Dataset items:
********
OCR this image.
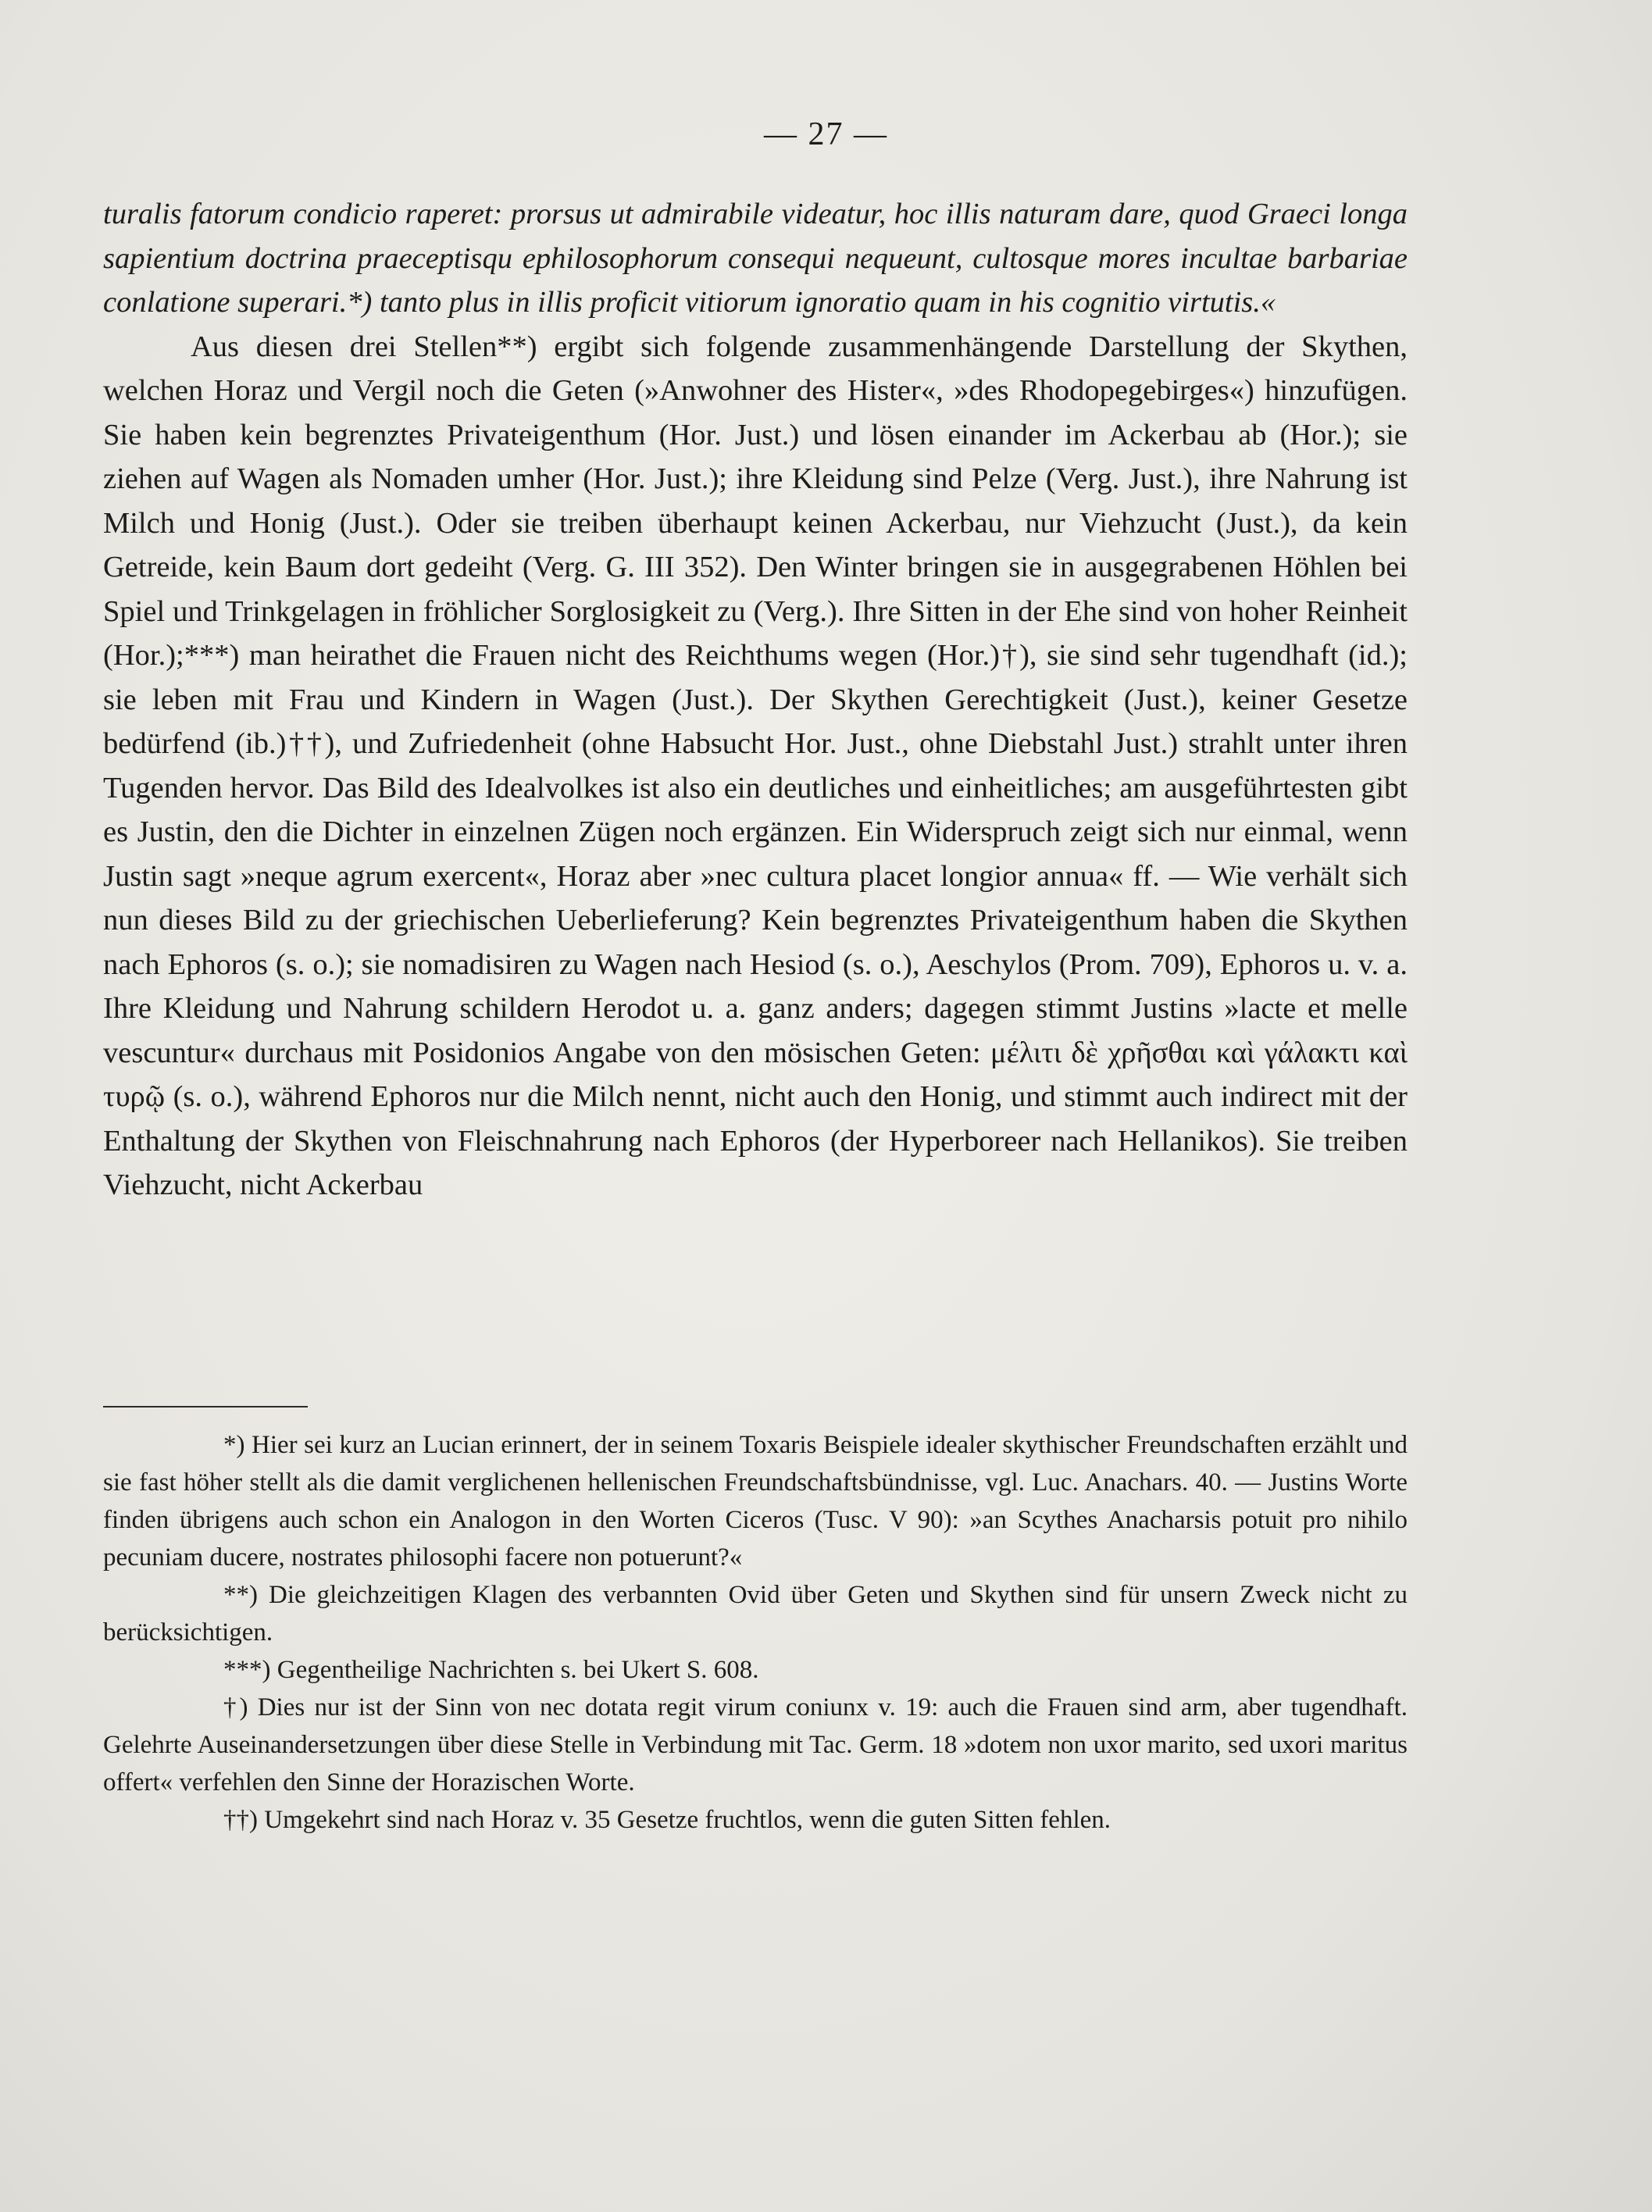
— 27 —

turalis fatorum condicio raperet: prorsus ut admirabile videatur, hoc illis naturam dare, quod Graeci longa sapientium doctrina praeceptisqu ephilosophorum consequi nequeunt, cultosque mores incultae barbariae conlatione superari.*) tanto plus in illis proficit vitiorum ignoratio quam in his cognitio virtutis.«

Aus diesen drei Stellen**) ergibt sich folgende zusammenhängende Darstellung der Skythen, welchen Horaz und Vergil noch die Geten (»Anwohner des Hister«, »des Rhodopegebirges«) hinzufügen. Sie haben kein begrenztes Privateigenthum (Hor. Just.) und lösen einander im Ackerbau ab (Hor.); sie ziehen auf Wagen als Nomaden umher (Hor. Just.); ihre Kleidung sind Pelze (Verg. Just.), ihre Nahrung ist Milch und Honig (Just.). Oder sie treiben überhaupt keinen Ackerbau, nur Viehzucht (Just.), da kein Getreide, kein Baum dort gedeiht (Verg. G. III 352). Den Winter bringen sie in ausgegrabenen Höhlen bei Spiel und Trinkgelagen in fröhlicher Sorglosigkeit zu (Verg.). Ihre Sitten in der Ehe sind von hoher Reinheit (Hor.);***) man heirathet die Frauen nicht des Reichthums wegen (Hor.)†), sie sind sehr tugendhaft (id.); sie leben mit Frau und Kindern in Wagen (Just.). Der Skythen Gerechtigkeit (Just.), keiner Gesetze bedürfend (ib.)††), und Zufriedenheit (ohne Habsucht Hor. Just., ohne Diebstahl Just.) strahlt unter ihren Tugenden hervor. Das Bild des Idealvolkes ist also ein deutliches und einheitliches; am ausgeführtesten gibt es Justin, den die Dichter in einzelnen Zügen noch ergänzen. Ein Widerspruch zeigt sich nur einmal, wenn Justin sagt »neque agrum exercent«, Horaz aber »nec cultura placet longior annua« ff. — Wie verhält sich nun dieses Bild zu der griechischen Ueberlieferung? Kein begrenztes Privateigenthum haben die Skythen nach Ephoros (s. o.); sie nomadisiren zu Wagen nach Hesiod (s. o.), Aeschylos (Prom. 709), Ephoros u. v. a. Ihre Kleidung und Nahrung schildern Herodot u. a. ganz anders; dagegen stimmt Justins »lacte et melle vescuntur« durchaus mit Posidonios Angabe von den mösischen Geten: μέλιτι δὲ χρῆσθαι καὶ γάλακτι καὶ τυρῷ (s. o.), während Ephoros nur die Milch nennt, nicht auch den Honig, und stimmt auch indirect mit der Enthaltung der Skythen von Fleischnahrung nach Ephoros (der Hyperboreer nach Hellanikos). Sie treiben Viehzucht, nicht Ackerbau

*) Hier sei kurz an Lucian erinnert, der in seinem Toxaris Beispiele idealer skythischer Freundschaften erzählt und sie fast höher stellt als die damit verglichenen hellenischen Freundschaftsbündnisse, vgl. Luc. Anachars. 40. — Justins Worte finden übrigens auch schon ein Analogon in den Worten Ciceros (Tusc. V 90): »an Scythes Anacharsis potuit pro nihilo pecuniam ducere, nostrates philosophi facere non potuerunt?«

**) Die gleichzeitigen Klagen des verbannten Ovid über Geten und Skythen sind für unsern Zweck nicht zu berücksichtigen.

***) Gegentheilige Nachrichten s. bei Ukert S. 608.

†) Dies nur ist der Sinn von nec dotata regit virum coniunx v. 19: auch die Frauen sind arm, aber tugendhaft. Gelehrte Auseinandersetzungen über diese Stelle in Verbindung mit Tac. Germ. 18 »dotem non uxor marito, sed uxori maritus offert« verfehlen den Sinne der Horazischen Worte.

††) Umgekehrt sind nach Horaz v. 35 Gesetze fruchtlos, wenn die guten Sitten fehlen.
********
TASK PROMPT: Find every line with "Worte" in the listing and state how many there are, nothing else.

FINISHED ANSWER: 2